[START Data section]

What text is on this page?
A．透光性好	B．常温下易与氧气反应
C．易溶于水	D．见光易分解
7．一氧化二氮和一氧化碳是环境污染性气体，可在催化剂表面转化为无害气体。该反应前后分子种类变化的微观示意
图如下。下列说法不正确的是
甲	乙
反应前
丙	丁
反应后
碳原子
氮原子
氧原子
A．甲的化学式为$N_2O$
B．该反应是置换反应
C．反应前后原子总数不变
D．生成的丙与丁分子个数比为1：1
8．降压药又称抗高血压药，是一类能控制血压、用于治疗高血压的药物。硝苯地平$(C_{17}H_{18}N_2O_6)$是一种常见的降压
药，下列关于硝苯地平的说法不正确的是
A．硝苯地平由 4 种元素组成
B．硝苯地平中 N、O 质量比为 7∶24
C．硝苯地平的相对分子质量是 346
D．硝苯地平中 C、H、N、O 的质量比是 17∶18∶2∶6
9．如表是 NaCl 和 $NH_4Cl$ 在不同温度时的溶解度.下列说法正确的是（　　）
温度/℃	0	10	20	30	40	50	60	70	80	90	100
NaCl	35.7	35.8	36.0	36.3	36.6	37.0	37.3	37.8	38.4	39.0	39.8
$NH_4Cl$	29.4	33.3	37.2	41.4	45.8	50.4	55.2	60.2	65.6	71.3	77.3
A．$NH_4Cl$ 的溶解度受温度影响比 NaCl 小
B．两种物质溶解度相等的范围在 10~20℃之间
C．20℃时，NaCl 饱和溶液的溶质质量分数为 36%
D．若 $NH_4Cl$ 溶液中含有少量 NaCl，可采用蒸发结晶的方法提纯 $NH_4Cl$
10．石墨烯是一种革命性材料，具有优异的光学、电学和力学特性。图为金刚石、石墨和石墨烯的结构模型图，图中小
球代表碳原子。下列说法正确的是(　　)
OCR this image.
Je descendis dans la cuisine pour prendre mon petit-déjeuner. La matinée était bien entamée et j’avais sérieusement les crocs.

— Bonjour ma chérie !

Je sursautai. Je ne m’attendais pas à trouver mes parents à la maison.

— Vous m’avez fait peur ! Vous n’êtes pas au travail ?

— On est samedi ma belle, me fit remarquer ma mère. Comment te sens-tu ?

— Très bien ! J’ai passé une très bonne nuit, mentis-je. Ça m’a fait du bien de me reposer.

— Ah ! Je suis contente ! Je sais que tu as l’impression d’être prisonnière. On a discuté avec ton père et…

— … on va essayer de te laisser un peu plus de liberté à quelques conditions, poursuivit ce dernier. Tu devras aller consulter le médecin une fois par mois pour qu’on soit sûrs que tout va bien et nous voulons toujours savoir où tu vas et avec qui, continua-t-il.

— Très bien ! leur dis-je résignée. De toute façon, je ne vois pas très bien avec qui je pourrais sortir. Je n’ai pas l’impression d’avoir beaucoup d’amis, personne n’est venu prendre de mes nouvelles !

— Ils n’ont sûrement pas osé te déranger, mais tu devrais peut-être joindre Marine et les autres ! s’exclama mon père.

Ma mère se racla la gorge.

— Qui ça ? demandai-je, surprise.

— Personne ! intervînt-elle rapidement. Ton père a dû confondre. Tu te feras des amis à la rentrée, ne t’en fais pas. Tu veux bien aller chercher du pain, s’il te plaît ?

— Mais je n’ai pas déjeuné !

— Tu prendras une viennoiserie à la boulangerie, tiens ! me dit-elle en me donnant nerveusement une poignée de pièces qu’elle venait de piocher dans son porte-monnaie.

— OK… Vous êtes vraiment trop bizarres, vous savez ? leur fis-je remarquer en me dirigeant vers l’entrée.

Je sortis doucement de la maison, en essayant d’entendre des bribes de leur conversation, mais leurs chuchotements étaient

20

[END Data section]

■ **Directions**
Every entry needs to be retyped exactly.

■ **Answer below**
What text is on this page?
A．透光性好	B．常温下易与氧气反应
C．易溶于水	D．见光易分解
7．一氧化二氮和一氧化碳是环境污染性气体，可在催化剂表面转化为无害气体。该反应前后分子种类变化的微观示意
图如下。下列说法不正确的是
甲	乙
反应前
丙	丁
反应后
碳原子
氮原子
氧原子
A．甲的化学式为$N_2O$
B．该反应是置换反应
C．反应前后原子总数不变
D．生成的丙与丁分子个数比为1：1
8．降压药又称抗高血压药，是一类能控制血压、用于治疗高血压的药物。硝苯地平$(C_{17}H_{18}N_2O_6)$是一种常见的降压
药，下列关于硝苯地平的说法不正确的是
A．硝苯地平由 4 种元素组成
B．硝苯地平中 N、O 质量比为 7∶24
C．硝苯地平的相对分子质量是 346
D．硝苯地平中 C、H、N、O 的质量比是 17∶18∶2∶6
9．如表是 NaCl 和 $NH_4Cl$ 在不同温度时的溶解度.下列说法正确的是（　　）
温度/℃	0	10	20	30	40	50	60	70	80	90	100
NaCl	35.7	35.8	36.0	36.3	36.6	37.0	37.3	37.8	38.4	39.0	39.8
$NH_4Cl$	29.4	33.3	37.2	41.4	45.8	50.4	55.2	60.2	65.6	71.3	77.3
A．$NH_4Cl$ 的溶解度受温度影响比 NaCl 小
B．两种物质溶解度相等的范围在 10~20℃之间
C．20℃时，NaCl 饱和溶液的溶质质量分数为 36%
D．若 $NH_4Cl$ 溶液中含有少量 NaCl，可采用蒸发结晶的方法提纯 $NH_4Cl$
10．石墨烯是一种革命性材料，具有优异的光学、电学和力学特性。图为金刚石、石墨和石墨烯的结构模型图，图中小
球代表碳原子。下列说法正确的是(　　)
OCR this image.
Je descendis dans la cuisine pour prendre mon petit-déjeuner. La matinée était bien entamée et j’avais sérieusement les crocs.

— Bonjour ma chérie !

Je sursautai. Je ne m’attendais pas à trouver mes parents à la maison.

— Vous m’avez fait peur ! Vous n’êtes pas au travail ?

— On est samedi ma belle, me fit remarquer ma mère. Comment te sens-tu ?

— Très bien ! J’ai passé une très bonne nuit, mentis-je. Ça m’a fait du bien de me reposer.

— Ah ! Je suis contente ! Je sais que tu as l’impression d’être prisonnière. On a discuté avec ton père et…

— … on va essayer de te laisser un peu plus de liberté à quelques conditions, poursuivit ce dernier. Tu devras aller consulter le médecin une fois par mois pour qu’on soit sûrs que tout va bien et nous voulons toujours savoir où tu vas et avec qui, continua-t-il.

— Très bien ! leur dis-je résignée. De toute façon, je ne vois pas très bien avec qui je pourrais sortir. Je n’ai pas l’impression d’avoir beaucoup d’amis, personne n’est venu prendre de mes nouvelles !

— Ils n’ont sûrement pas osé te déranger, mais tu devrais peut-être joindre Marine et les autres ! s’exclama mon père.

Ma mère se racla la gorge.

— Qui ça ? demandai-je, surprise.

— Personne ! intervînt-elle rapidement. Ton père a dû confondre. Tu te feras des amis à la rentrée, ne t’en fais pas. Tu veux bien aller chercher du pain, s’il te plaît ?

— Mais je n’ai pas déjeuné !

— Tu prendras une viennoiserie à la boulangerie, tiens ! me dit-elle en me donnant nerveusement une poignée de pièces qu’elle venait de piocher dans son porte-monnaie.

— OK… Vous êtes vraiment trop bizarres, vous savez ? leur fis-je remarquer en me dirigeant vers l’entrée.

Je sortis doucement de la maison, en essayant d’entendre des bribes de leur conversation, mais leurs chuchotements étaient

20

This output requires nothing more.